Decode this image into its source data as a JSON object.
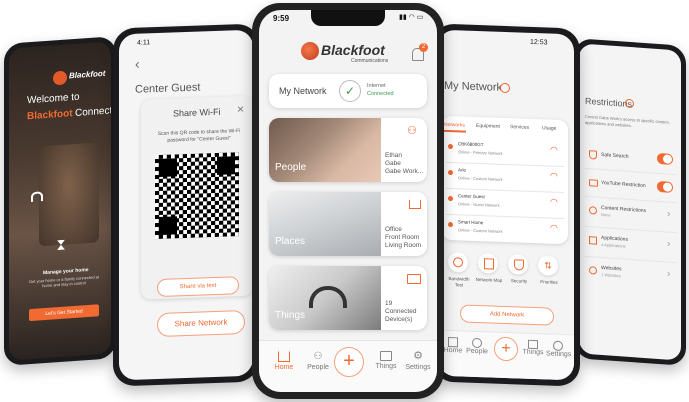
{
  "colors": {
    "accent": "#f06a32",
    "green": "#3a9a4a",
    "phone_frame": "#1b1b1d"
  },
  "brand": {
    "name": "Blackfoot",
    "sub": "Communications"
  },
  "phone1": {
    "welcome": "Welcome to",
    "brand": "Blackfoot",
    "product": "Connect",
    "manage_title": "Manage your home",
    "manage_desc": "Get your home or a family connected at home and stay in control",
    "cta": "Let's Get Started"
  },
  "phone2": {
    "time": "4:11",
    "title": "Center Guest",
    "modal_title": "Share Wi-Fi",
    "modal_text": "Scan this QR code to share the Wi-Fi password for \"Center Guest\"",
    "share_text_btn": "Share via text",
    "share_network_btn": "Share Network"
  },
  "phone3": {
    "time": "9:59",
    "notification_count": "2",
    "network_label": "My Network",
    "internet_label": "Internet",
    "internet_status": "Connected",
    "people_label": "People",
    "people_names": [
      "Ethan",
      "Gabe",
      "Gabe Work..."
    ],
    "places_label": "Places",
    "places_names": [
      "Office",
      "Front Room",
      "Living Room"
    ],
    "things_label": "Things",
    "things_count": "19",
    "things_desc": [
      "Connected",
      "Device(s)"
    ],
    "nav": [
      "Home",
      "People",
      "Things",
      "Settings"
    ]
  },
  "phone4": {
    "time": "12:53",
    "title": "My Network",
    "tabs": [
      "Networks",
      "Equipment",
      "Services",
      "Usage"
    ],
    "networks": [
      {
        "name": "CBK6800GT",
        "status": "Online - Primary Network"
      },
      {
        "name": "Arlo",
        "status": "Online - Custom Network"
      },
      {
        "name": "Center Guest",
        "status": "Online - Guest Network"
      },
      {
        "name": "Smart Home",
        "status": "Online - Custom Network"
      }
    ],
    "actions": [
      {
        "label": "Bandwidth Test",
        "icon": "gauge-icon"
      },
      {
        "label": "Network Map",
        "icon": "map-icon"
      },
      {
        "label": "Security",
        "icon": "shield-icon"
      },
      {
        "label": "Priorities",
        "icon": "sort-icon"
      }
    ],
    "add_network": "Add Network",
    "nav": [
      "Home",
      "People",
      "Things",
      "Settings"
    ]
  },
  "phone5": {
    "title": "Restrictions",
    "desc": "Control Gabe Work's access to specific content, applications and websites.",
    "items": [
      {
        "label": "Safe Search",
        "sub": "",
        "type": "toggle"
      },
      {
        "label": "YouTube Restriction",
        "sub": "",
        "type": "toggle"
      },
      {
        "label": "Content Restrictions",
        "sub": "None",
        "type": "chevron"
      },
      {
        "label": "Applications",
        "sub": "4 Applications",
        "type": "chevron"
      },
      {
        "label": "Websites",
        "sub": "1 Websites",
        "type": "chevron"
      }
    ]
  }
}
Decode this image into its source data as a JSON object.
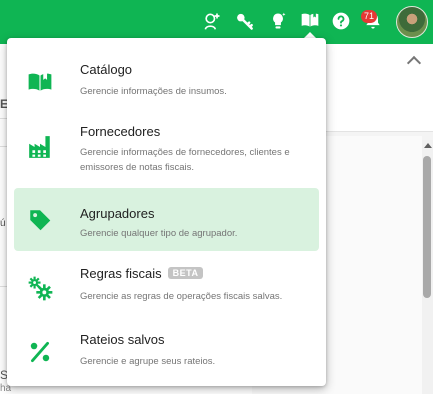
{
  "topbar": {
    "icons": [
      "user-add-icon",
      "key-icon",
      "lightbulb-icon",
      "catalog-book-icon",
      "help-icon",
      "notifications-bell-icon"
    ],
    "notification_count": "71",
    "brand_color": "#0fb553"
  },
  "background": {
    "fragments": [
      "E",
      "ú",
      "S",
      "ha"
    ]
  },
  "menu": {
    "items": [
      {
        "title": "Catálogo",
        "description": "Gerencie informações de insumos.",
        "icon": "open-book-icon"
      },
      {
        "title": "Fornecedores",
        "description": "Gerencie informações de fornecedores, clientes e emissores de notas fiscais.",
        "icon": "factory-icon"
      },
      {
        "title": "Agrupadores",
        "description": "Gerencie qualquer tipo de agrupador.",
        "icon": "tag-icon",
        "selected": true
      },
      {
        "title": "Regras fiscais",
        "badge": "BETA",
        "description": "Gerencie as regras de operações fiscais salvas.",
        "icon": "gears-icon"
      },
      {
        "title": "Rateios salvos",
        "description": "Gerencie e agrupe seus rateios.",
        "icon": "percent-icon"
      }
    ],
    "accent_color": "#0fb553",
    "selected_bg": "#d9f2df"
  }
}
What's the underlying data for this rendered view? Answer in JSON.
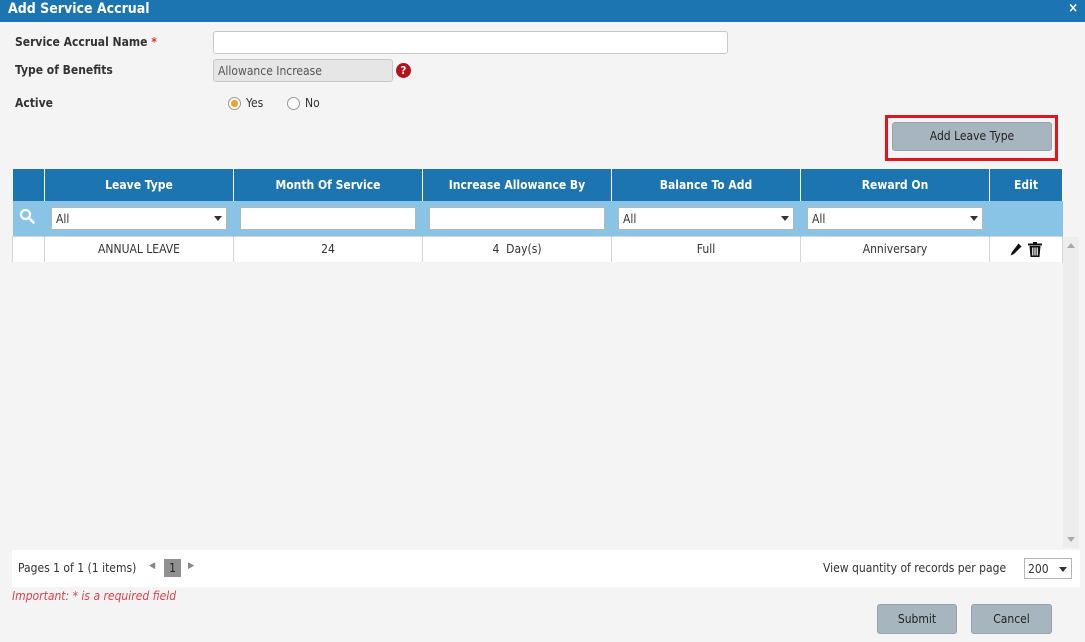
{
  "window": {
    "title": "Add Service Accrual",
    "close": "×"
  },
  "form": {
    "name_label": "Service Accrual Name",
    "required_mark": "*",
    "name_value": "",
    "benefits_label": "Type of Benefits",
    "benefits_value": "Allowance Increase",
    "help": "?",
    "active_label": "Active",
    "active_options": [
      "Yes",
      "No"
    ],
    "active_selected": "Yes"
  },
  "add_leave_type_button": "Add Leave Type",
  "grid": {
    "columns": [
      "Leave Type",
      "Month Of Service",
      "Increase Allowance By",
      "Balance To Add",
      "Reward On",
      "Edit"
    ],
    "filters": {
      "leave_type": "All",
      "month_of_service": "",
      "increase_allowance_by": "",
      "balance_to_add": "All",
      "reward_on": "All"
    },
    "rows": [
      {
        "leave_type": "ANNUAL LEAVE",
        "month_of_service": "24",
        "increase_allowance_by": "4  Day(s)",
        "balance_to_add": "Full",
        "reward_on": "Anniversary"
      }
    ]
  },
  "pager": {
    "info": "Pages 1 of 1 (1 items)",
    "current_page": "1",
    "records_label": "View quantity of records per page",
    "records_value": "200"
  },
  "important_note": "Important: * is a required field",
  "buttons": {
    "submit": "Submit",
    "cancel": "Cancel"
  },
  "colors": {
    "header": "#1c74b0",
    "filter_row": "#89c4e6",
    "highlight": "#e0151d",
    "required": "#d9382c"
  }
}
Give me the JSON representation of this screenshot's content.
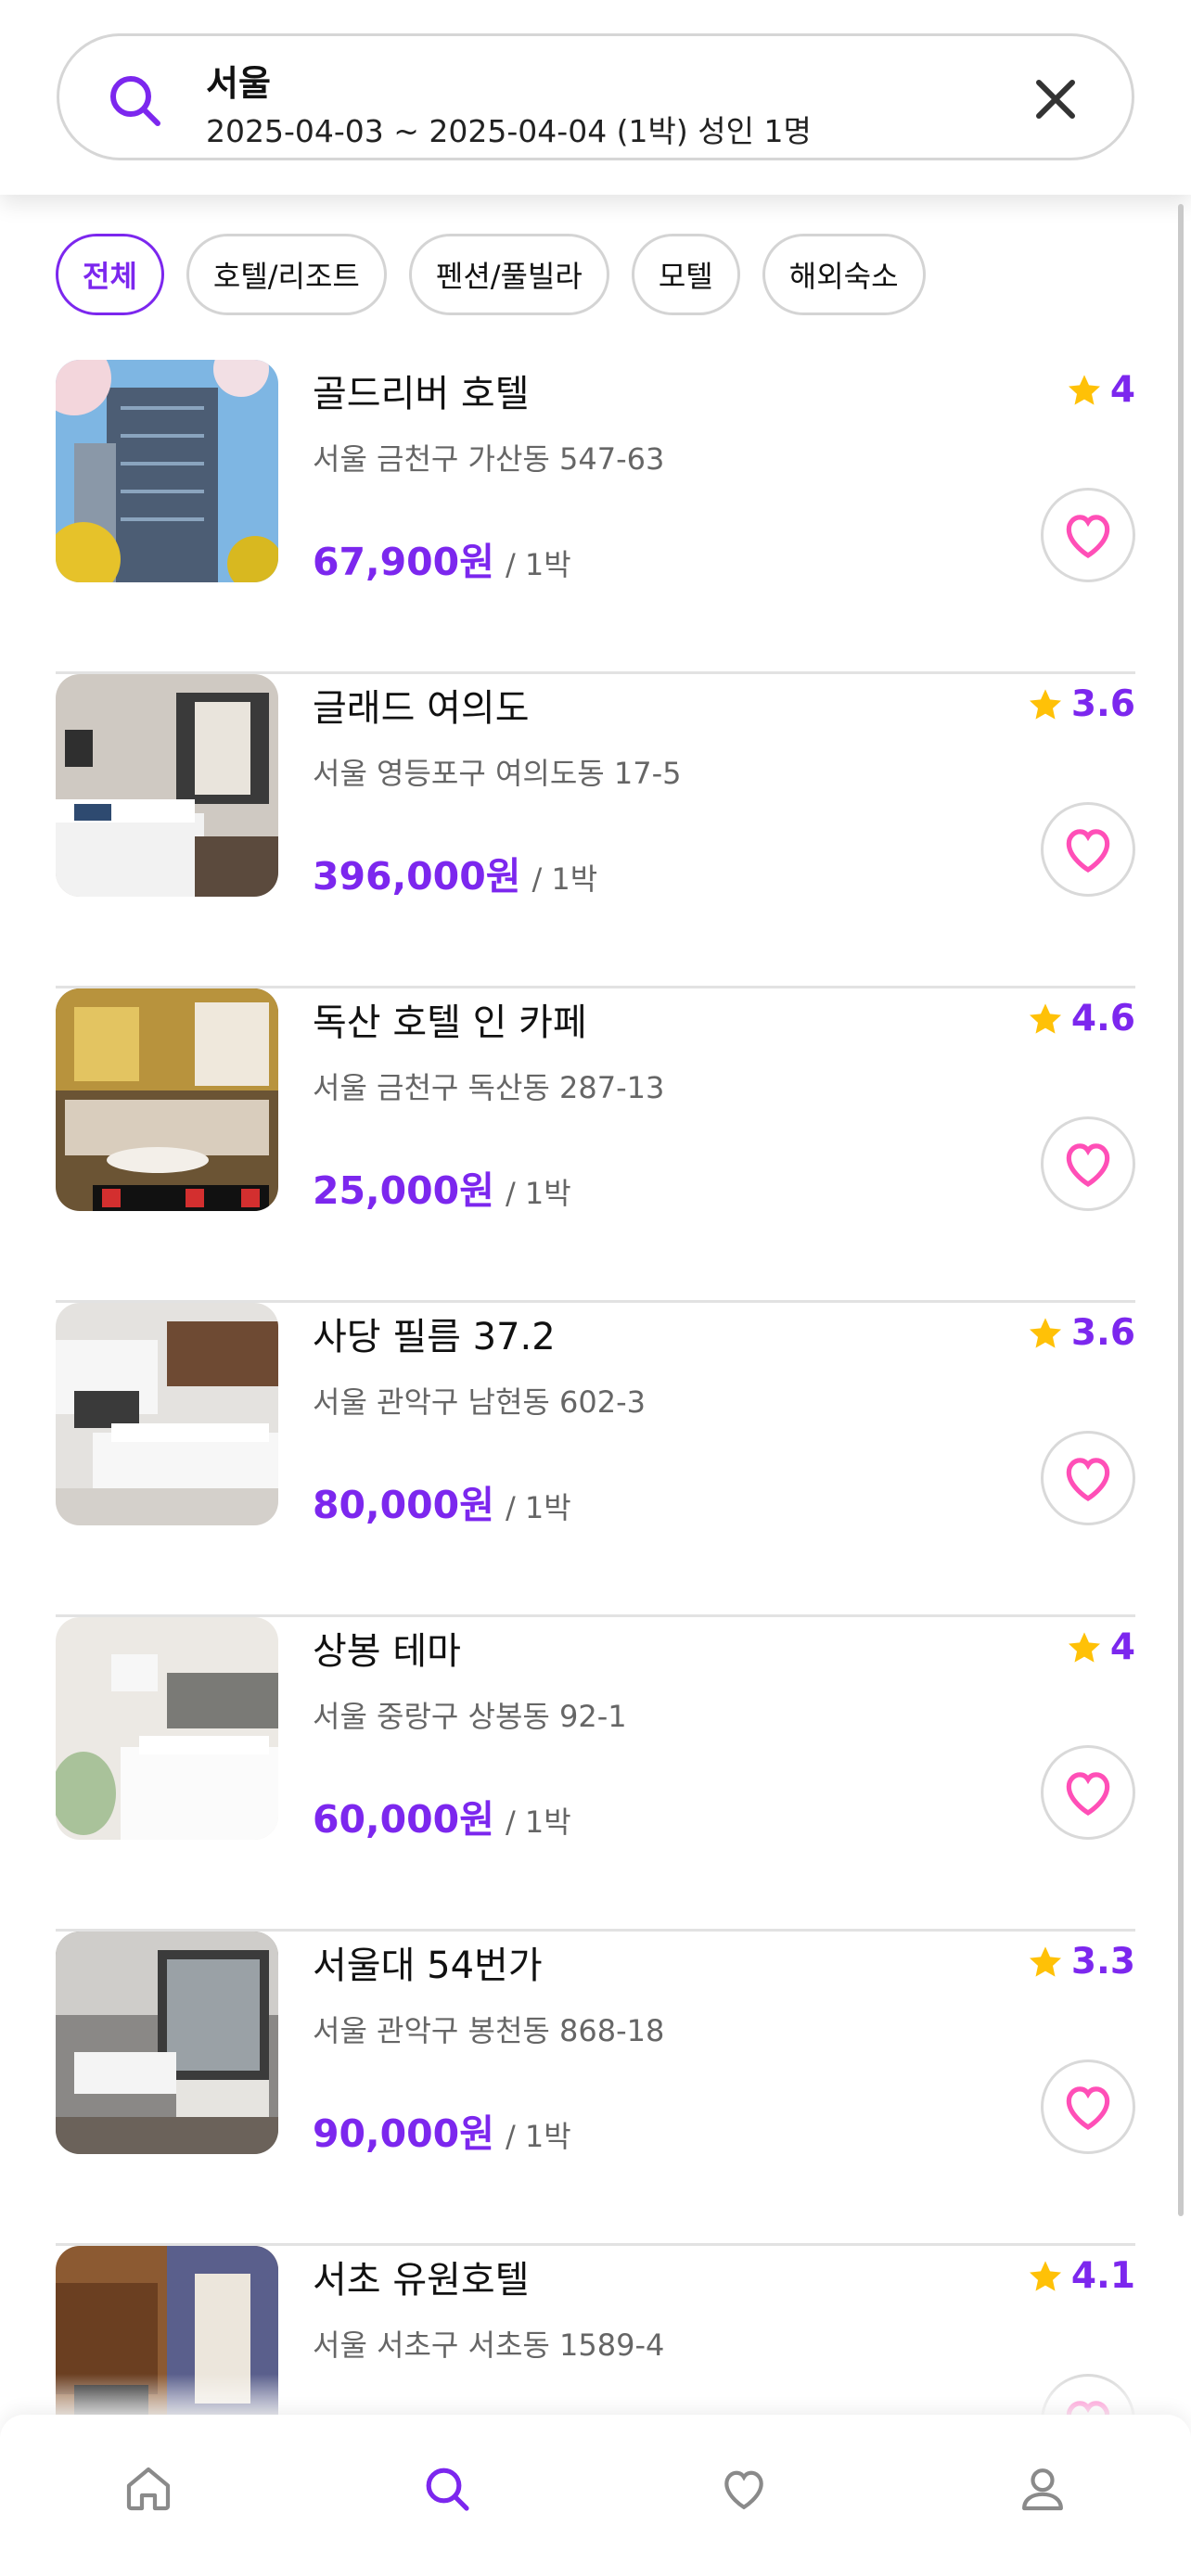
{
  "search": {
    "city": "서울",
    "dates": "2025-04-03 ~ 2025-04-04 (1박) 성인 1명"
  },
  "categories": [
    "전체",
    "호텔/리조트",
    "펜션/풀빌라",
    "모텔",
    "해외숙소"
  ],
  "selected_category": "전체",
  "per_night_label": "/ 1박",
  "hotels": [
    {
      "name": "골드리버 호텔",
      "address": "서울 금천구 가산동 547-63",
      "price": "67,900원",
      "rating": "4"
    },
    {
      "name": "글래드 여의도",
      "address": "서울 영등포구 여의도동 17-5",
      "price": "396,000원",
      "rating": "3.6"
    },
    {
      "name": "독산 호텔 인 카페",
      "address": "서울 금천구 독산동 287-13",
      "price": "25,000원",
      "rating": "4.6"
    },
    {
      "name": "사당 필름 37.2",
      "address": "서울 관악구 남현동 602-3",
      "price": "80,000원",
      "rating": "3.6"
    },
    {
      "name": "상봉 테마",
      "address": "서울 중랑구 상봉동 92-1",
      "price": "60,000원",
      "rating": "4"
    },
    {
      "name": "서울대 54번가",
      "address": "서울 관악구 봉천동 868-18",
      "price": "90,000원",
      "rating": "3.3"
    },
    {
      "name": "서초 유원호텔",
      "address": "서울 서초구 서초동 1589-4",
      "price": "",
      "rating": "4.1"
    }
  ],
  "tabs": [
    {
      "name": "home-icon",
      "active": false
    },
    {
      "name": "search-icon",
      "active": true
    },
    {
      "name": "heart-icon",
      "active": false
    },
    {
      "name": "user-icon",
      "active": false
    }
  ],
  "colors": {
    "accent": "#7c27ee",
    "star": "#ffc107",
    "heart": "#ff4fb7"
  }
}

########################################

Written task: The pictures should not appear in the copy; every other part of the records above must be returned exactly.

Answer to this problem:
Decode this image into its source data as a JSON object.
{
  "colors": {
    "accent": "#f06a32",
    "green": "#3a9a4a",
    "phone_frame": "#1b1b1d"
  },
  "brand": {
    "name": "Blackfoot",
    "sub": "Communications"
  },
  "phone1": {
    "welcome": "Welcome to",
    "brand": "Blackfoot",
    "product": "Connect",
    "manage_title": "Manage your home",
    "manage_desc": "Get your home or a family connected at home and stay in control",
    "cta": "Let's Get Started"
  },
  "phone2": {
    "time": "4:11",
    "title": "Center Guest",
    "modal_title": "Share Wi-Fi",
    "modal_text": "Scan this QR code to share the Wi-Fi password for \"Center Guest\"",
    "share_text_btn": "Share via text",
    "share_network_btn": "Share Network"
  },
  "phone3": {
    "time": "9:59",
    "notification_count": "2",
    "network_label": "My Network",
    "internet_label": "Internet",
    "internet_status": "Connected",
    "people_label": "People",
    "people_names": [
      "Ethan",
      "Gabe",
      "Gabe Work..."
    ],
    "places_label": "Places",
    "places_names": [
      "Office",
      "Front Room",
      "Living Room"
    ],
    "things_label": "Things",
    "things_count": "19",
    "things_desc": [
      "Connected",
      "Device(s)"
    ],
    "nav": [
      "Home",
      "People",
      "Things",
      "Settings"
    ]
  },
  "phone4": {
    "time": "12:53",
    "title": "My Network",
    "tabs": [
      "Networks",
      "Equipment",
      "Services",
      "Usage"
    ],
    "networks": [
      {
        "name": "CBK6800GT",
        "status": "Online - Primary Network"
      },
      {
        "name": "Arlo",
        "status": "Online - Custom Network"
      },
      {
        "name": "Center Guest",
        "status": "Online - Guest Network"
      },
      {
        "name": "Smart Home",
        "status": "Online - Custom Network"
      }
    ],
    "actions": [
      {
        "label": "Bandwidth Test",
        "icon": "gauge-icon"
      },
      {
        "label": "Network Map",
        "icon": "map-icon"
      },
      {
        "label": "Security",
        "icon": "shield-icon"
      },
      {
        "label": "Priorities",
        "icon": "sort-icon"
      }
    ],
    "add_network": "Add Network",
    "nav": [
      "Home",
      "People",
      "Things",
      "Settings"
    ]
  },
  "phone5": {
    "title": "Restrictions",
    "desc": "Control Gabe Work's access to specific content, applications and websites.",
    "items": [
      {
        "label": "Safe Search",
        "sub": "",
        "type": "toggle"
      },
      {
        "label": "YouTube Restriction",
        "sub": "",
        "type": "toggle"
      },
      {
        "label": "Content Restrictions",
        "sub": "None",
        "type": "chevron"
      },
      {
        "label": "Applications",
        "sub": "4 Applications",
        "type": "chevron"
      },
      {
        "label": "Websites",
        "sub": "1 Websites",
        "type": "chevron"
      }
    ]
  }
}
Decode this image into its source data as a JSON object.
{
  "topbar": {
    "icons": [
      "user-add-icon",
      "key-icon",
      "lightbulb-icon",
      "catalog-book-icon",
      "help-icon",
      "notifications-bell-icon"
    ],
    "notification_count": "71",
    "brand_color": "#0fb553"
  },
  "background": {
    "fragments": [
      "E",
      "ú",
      "S",
      "ha"
    ]
  },
  "menu": {
    "items": [
      {
        "title": "Catálogo",
        "description": "Gerencie informações de insumos.",
        "icon": "open-book-icon"
      },
      {
        "title": "Fornecedores",
        "description": "Gerencie informações de fornecedores, clientes e emissores de notas fiscais.",
        "icon": "factory-icon"
      },
      {
        "title": "Agrupadores",
        "description": "Gerencie qualquer tipo de agrupador.",
        "icon": "tag-icon",
        "selected": true
      },
      {
        "title": "Regras fiscais",
        "badge": "BETA",
        "description": "Gerencie as regras de operações fiscais salvas.",
        "icon": "gears-icon"
      },
      {
        "title": "Rateios salvos",
        "description": "Gerencie e agrupe seus rateios.",
        "icon": "percent-icon"
      }
    ],
    "accent_color": "#0fb553",
    "selected_bg": "#d9f2df"
  }
}
What's the underlying data for this rendered view? Answer in JSON.
{
  "window": {
    "title": "Add Service Accrual",
    "close": "×"
  },
  "form": {
    "name_label": "Service Accrual Name",
    "required_mark": "*",
    "name_value": "",
    "benefits_label": "Type of Benefits",
    "benefits_value": "Allowance Increase",
    "help": "?",
    "active_label": "Active",
    "active_options": [
      "Yes",
      "No"
    ],
    "active_selected": "Yes"
  },
  "add_leave_type_button": "Add Leave Type",
  "grid": {
    "columns": [
      "Leave Type",
      "Month Of Service",
      "Increase Allowance By",
      "Balance To Add",
      "Reward On",
      "Edit"
    ],
    "filters": {
      "leave_type": "All",
      "month_of_service": "",
      "increase_allowance_by": "",
      "balance_to_add": "All",
      "reward_on": "All"
    },
    "rows": [
      {
        "leave_type": "ANNUAL LEAVE",
        "month_of_service": "24",
        "increase_allowance_by": "4  Day(s)",
        "balance_to_add": "Full",
        "reward_on": "Anniversary"
      }
    ]
  },
  "pager": {
    "info": "Pages 1 of 1 (1 items)",
    "current_page": "1",
    "records_label": "View quantity of records per page",
    "records_value": "200"
  },
  "important_note": "Important: * is a required field",
  "buttons": {
    "submit": "Submit",
    "cancel": "Cancel"
  },
  "colors": {
    "header": "#1c74b0",
    "filter_row": "#89c4e6",
    "highlight": "#e0151d",
    "required": "#d9382c"
  }
}
Give me the JSON representation of this screenshot's content.
{
  "search": {
    "city": "서울",
    "dates": "2025-04-03 ~ 2025-04-04 (1박) 성인 1명"
  },
  "categories": [
    "전체",
    "호텔/리조트",
    "펜션/풀빌라",
    "모텔",
    "해외숙소"
  ],
  "selected_category": "전체",
  "per_night_label": "/ 1박",
  "hotels": [
    {
      "name": "골드리버 호텔",
      "address": "서울 금천구 가산동 547-63",
      "price": "67,900원",
      "rating": "4"
    },
    {
      "name": "글래드 여의도",
      "address": "서울 영등포구 여의도동 17-5",
      "price": "396,000원",
      "rating": "3.6"
    },
    {
      "name": "독산 호텔 인 카페",
      "address": "서울 금천구 독산동 287-13",
      "price": "25,000원",
      "rating": "4.6"
    },
    {
      "name": "사당 필름 37.2",
      "address": "서울 관악구 남현동 602-3",
      "price": "80,000원",
      "rating": "3.6"
    },
    {
      "name": "상봉 테마",
      "address": "서울 중랑구 상봉동 92-1",
      "price": "60,000원",
      "rating": "4"
    },
    {
      "name": "서울대 54번가",
      "address": "서울 관악구 봉천동 868-18",
      "price": "90,000원",
      "rating": "3.3"
    },
    {
      "name": "서초 유원호텔",
      "address": "서울 서초구 서초동 1589-4",
      "price": "",
      "rating": "4.1"
    }
  ],
  "tabs": [
    {
      "name": "home-icon",
      "active": false
    },
    {
      "name": "search-icon",
      "active": true
    },
    {
      "name": "heart-icon",
      "active": false
    },
    {
      "name": "user-icon",
      "active": false
    }
  ],
  "colors": {
    "accent": "#7c27ee",
    "star": "#ffc107",
    "heart": "#ff4fb7"
  }
}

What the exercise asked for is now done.